# DATA PROVIDED

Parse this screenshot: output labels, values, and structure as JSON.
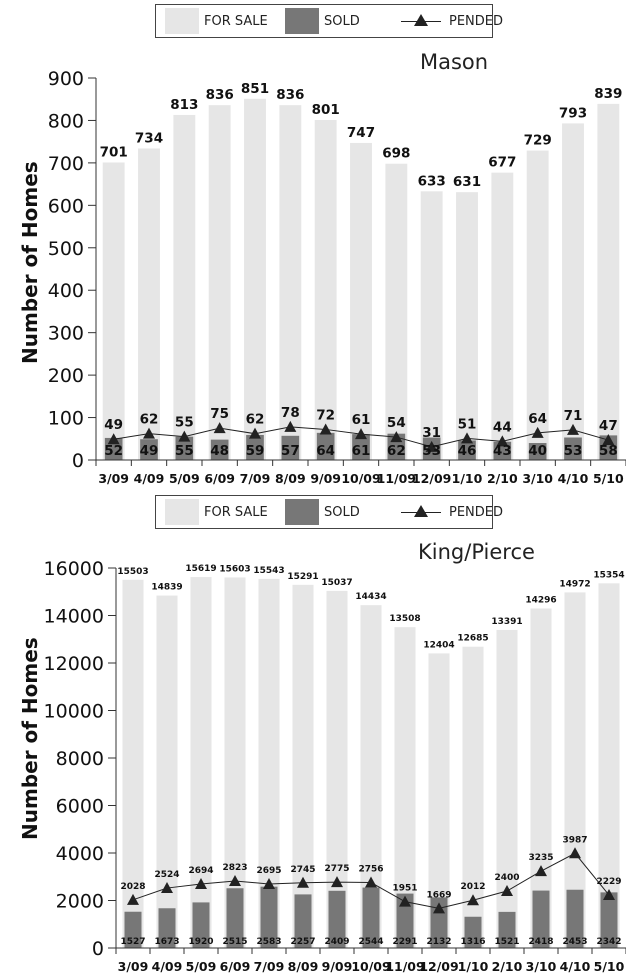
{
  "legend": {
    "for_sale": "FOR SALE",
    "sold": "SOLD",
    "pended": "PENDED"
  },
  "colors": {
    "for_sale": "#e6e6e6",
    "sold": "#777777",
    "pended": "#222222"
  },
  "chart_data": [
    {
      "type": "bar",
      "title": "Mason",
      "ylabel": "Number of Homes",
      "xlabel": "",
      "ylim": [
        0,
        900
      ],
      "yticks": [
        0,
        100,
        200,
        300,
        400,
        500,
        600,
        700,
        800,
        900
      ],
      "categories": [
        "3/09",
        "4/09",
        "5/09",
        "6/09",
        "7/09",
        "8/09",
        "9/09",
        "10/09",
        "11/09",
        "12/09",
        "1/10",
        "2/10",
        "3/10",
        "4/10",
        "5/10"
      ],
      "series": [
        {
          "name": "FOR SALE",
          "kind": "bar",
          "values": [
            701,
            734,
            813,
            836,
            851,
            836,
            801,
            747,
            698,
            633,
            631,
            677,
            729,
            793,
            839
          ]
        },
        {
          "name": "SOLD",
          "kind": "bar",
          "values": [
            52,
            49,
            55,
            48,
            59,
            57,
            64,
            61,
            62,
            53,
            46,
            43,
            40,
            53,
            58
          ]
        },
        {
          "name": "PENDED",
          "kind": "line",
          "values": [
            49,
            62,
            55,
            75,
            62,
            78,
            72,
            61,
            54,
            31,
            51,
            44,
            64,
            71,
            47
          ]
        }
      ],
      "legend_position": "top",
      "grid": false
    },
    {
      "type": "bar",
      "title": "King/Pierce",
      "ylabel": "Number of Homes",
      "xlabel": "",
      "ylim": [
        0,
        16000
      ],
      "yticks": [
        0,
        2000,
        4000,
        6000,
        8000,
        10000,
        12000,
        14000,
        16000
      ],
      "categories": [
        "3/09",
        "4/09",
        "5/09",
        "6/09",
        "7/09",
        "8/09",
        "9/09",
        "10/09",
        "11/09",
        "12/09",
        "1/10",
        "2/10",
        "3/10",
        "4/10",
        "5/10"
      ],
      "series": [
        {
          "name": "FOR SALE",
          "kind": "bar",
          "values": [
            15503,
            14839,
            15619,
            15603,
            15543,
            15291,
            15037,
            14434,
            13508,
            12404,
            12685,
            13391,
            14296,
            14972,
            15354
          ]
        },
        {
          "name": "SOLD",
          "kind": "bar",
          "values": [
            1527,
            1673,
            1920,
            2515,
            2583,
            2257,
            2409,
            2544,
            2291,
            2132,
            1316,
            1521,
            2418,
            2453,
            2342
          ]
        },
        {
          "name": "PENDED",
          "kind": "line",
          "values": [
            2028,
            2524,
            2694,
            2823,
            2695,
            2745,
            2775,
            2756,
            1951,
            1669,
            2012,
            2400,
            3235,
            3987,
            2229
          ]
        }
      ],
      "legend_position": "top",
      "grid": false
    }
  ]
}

# TASK OBJECTIVE
Give back each entry exactly as it appears, with no pictures.

# OUTPUT BELOW
Parse this screenshot: output labels, values, and structure as JSON.
{
  "legend": {
    "for_sale": "FOR SALE",
    "sold": "SOLD",
    "pended": "PENDED"
  },
  "colors": {
    "for_sale": "#e6e6e6",
    "sold": "#777777",
    "pended": "#222222"
  },
  "chart_data": [
    {
      "type": "bar",
      "title": "Mason",
      "ylabel": "Number of Homes",
      "xlabel": "",
      "ylim": [
        0,
        900
      ],
      "yticks": [
        0,
        100,
        200,
        300,
        400,
        500,
        600,
        700,
        800,
        900
      ],
      "categories": [
        "3/09",
        "4/09",
        "5/09",
        "6/09",
        "7/09",
        "8/09",
        "9/09",
        "10/09",
        "11/09",
        "12/09",
        "1/10",
        "2/10",
        "3/10",
        "4/10",
        "5/10"
      ],
      "series": [
        {
          "name": "FOR SALE",
          "kind": "bar",
          "values": [
            701,
            734,
            813,
            836,
            851,
            836,
            801,
            747,
            698,
            633,
            631,
            677,
            729,
            793,
            839
          ]
        },
        {
          "name": "SOLD",
          "kind": "bar",
          "values": [
            52,
            49,
            55,
            48,
            59,
            57,
            64,
            61,
            62,
            53,
            46,
            43,
            40,
            53,
            58
          ]
        },
        {
          "name": "PENDED",
          "kind": "line",
          "values": [
            49,
            62,
            55,
            75,
            62,
            78,
            72,
            61,
            54,
            31,
            51,
            44,
            64,
            71,
            47
          ]
        }
      ],
      "legend_position": "top",
      "grid": false
    },
    {
      "type": "bar",
      "title": "King/Pierce",
      "ylabel": "Number of Homes",
      "xlabel": "",
      "ylim": [
        0,
        16000
      ],
      "yticks": [
        0,
        2000,
        4000,
        6000,
        8000,
        10000,
        12000,
        14000,
        16000
      ],
      "categories": [
        "3/09",
        "4/09",
        "5/09",
        "6/09",
        "7/09",
        "8/09",
        "9/09",
        "10/09",
        "11/09",
        "12/09",
        "1/10",
        "2/10",
        "3/10",
        "4/10",
        "5/10"
      ],
      "series": [
        {
          "name": "FOR SALE",
          "kind": "bar",
          "values": [
            15503,
            14839,
            15619,
            15603,
            15543,
            15291,
            15037,
            14434,
            13508,
            12404,
            12685,
            13391,
            14296,
            14972,
            15354
          ]
        },
        {
          "name": "SOLD",
          "kind": "bar",
          "values": [
            1527,
            1673,
            1920,
            2515,
            2583,
            2257,
            2409,
            2544,
            2291,
            2132,
            1316,
            1521,
            2418,
            2453,
            2342
          ]
        },
        {
          "name": "PENDED",
          "kind": "line",
          "values": [
            2028,
            2524,
            2694,
            2823,
            2695,
            2745,
            2775,
            2756,
            1951,
            1669,
            2012,
            2400,
            3235,
            3987,
            2229
          ]
        }
      ],
      "legend_position": "top",
      "grid": false
    }
  ]
}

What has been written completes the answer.